§ WHAT IS BEING ASKED
Select every line holding the word "annotation" and copy it.
** Start of RECORDS SUPPLIED **
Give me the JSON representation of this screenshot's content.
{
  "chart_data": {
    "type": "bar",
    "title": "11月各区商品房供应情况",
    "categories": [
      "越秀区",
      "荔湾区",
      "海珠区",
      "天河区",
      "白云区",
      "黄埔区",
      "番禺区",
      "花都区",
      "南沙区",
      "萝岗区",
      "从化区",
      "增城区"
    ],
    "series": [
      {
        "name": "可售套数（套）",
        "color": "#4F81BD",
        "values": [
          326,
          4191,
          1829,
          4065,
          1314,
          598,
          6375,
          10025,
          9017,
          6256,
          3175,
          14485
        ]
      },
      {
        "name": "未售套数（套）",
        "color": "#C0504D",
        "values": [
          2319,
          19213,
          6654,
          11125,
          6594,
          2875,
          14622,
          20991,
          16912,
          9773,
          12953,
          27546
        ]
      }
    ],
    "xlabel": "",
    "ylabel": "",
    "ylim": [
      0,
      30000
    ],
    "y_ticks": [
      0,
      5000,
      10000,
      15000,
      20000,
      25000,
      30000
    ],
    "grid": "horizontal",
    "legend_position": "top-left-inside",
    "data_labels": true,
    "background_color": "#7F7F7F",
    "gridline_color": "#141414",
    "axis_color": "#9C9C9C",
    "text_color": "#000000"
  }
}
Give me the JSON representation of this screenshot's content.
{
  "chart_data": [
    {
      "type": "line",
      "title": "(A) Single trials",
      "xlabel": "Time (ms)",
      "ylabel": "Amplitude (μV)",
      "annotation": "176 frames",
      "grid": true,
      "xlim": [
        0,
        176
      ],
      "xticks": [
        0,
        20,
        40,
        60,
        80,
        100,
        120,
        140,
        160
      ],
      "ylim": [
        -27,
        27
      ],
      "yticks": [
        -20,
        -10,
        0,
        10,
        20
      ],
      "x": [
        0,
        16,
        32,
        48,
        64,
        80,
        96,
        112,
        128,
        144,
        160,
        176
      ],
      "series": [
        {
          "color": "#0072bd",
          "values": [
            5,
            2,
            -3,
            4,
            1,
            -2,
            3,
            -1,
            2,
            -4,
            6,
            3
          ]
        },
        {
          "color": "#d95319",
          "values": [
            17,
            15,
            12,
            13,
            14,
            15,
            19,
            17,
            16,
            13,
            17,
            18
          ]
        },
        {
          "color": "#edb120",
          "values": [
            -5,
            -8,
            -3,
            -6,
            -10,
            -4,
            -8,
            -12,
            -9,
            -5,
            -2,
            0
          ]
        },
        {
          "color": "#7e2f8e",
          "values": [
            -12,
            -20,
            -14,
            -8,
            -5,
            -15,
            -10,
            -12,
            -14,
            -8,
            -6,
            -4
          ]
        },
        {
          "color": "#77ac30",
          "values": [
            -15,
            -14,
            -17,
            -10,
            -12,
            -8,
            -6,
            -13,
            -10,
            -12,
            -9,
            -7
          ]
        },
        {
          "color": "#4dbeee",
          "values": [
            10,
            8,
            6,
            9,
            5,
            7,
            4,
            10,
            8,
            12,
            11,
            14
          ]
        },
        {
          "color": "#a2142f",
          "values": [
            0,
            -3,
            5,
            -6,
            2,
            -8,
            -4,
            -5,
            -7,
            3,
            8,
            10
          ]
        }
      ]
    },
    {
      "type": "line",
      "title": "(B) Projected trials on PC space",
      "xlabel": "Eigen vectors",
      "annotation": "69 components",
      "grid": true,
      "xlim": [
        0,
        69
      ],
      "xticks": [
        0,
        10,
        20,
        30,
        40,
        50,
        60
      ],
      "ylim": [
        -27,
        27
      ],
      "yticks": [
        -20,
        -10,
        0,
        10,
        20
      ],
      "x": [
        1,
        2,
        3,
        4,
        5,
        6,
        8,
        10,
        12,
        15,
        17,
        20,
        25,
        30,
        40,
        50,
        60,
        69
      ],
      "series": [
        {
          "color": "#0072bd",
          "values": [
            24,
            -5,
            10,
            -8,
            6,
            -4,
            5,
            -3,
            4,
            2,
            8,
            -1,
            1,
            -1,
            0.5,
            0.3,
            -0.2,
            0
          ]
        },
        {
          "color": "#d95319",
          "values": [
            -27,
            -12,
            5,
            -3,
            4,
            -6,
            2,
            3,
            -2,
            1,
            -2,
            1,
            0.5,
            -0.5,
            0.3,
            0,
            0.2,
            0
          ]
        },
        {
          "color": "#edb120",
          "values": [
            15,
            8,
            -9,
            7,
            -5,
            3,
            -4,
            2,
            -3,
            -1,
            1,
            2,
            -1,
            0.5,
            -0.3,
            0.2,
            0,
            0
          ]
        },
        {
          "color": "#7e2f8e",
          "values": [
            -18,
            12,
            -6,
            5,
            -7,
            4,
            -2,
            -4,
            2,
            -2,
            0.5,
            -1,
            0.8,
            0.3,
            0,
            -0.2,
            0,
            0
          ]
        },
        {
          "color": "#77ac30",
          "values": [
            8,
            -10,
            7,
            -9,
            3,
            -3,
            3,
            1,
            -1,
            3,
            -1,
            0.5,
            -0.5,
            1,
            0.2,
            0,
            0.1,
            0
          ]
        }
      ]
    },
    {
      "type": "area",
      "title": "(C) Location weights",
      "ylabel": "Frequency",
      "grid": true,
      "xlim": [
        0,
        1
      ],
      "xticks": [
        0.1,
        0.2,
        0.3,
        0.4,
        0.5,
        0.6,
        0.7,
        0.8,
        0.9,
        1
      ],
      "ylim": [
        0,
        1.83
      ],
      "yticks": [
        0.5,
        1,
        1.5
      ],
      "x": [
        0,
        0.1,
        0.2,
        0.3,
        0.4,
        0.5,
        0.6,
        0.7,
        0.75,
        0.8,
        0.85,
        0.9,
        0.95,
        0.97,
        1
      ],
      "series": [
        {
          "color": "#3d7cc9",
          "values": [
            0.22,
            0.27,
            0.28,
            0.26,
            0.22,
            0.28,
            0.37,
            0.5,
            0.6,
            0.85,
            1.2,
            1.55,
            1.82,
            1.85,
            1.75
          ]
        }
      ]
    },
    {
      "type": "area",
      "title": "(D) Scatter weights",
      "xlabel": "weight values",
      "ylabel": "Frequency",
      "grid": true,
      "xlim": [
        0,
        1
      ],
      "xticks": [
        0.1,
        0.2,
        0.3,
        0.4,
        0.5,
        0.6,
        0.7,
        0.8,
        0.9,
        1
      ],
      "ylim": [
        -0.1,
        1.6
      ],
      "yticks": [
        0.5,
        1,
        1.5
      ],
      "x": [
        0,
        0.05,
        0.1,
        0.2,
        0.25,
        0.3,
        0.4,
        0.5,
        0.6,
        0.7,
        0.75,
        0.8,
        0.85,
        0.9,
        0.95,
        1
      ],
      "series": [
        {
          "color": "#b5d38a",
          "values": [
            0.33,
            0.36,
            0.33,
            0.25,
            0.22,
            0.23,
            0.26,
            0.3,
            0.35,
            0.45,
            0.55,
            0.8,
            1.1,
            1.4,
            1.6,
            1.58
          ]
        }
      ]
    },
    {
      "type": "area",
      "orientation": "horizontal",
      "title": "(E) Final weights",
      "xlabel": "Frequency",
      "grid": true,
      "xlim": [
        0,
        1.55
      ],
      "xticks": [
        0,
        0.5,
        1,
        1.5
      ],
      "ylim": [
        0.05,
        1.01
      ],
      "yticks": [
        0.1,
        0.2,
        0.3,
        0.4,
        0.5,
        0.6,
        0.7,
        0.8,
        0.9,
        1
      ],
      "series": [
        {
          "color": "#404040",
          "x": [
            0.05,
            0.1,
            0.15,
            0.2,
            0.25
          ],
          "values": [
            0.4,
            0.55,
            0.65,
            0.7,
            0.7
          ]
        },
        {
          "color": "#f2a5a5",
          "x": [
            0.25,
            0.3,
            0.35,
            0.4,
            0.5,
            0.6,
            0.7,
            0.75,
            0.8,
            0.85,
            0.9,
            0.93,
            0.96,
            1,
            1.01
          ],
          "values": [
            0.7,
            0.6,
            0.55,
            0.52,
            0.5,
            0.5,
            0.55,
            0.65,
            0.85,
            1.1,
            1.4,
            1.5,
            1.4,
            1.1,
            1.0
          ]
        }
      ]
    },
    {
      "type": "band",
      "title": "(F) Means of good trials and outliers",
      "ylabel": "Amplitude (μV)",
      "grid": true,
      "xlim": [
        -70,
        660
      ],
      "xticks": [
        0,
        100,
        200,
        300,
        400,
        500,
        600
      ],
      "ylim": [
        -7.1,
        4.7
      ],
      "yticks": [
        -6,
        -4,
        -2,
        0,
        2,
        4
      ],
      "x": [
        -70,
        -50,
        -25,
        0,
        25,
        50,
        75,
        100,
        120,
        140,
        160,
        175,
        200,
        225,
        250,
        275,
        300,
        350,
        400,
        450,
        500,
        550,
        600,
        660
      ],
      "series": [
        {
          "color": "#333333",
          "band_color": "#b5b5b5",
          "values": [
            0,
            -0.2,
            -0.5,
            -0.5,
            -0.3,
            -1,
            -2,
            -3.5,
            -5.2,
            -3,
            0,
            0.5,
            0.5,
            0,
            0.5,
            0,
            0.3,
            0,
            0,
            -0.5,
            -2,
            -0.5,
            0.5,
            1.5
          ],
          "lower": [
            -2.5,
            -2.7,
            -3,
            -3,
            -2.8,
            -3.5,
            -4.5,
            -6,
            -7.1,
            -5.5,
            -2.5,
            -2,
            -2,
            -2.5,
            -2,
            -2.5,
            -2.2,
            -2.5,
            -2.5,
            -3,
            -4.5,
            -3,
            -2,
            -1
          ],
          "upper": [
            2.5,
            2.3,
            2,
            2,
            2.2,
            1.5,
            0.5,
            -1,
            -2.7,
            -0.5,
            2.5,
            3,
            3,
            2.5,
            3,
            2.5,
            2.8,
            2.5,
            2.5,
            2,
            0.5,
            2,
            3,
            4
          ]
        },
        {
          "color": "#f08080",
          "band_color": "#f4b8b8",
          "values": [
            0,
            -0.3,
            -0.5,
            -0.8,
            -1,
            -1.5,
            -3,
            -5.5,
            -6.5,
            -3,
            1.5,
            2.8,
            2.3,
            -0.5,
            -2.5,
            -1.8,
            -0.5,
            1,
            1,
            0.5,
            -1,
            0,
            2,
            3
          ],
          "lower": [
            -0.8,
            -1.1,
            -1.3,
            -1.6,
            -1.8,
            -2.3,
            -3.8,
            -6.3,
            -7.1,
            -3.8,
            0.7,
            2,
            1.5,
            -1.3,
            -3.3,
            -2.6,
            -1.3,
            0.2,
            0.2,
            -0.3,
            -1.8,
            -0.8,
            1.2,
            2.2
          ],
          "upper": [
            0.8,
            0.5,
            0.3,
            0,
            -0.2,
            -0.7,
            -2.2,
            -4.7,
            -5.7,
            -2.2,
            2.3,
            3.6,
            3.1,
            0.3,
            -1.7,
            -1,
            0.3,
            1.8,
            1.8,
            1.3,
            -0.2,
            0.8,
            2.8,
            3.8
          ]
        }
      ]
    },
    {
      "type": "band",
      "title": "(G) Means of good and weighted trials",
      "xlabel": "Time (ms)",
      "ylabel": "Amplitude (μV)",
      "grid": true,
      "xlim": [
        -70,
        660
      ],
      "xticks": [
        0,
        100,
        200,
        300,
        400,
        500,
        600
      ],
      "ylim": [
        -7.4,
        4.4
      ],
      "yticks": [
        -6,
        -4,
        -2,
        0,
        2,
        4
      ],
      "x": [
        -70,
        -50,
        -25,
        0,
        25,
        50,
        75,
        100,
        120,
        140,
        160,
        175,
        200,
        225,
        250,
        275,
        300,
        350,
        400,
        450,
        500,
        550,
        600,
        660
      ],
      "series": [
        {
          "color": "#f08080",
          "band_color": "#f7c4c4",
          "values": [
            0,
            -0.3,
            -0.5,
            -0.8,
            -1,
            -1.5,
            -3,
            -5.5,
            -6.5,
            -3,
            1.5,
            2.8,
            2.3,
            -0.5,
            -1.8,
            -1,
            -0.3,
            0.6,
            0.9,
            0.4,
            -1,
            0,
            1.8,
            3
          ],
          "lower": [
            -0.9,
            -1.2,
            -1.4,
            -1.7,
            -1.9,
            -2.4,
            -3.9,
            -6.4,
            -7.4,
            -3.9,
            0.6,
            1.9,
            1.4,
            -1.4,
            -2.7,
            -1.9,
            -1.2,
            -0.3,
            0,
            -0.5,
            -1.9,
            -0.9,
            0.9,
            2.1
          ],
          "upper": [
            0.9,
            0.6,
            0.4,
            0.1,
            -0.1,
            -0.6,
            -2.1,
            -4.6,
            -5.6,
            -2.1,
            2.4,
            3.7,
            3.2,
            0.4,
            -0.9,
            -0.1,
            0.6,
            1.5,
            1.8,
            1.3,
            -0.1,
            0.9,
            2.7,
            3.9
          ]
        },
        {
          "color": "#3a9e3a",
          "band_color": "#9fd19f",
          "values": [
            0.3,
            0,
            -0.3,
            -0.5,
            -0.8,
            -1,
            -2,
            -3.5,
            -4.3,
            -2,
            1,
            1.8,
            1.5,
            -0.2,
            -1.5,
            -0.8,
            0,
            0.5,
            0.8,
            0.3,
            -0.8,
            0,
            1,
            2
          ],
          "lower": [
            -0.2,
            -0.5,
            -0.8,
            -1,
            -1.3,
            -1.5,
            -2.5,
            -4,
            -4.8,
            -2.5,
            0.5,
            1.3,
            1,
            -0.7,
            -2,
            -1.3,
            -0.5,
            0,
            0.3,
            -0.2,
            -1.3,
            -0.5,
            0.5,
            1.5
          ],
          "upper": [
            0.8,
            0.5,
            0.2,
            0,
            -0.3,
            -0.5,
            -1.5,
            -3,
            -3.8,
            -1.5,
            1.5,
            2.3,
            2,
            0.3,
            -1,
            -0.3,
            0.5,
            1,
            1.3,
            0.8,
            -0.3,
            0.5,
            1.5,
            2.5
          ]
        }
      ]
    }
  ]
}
** End of RECORDS SUPPLIED **
§ RESPONSE TO THE EXERCISE
      "annotation": "176 frames",
      "annotation": "69 components",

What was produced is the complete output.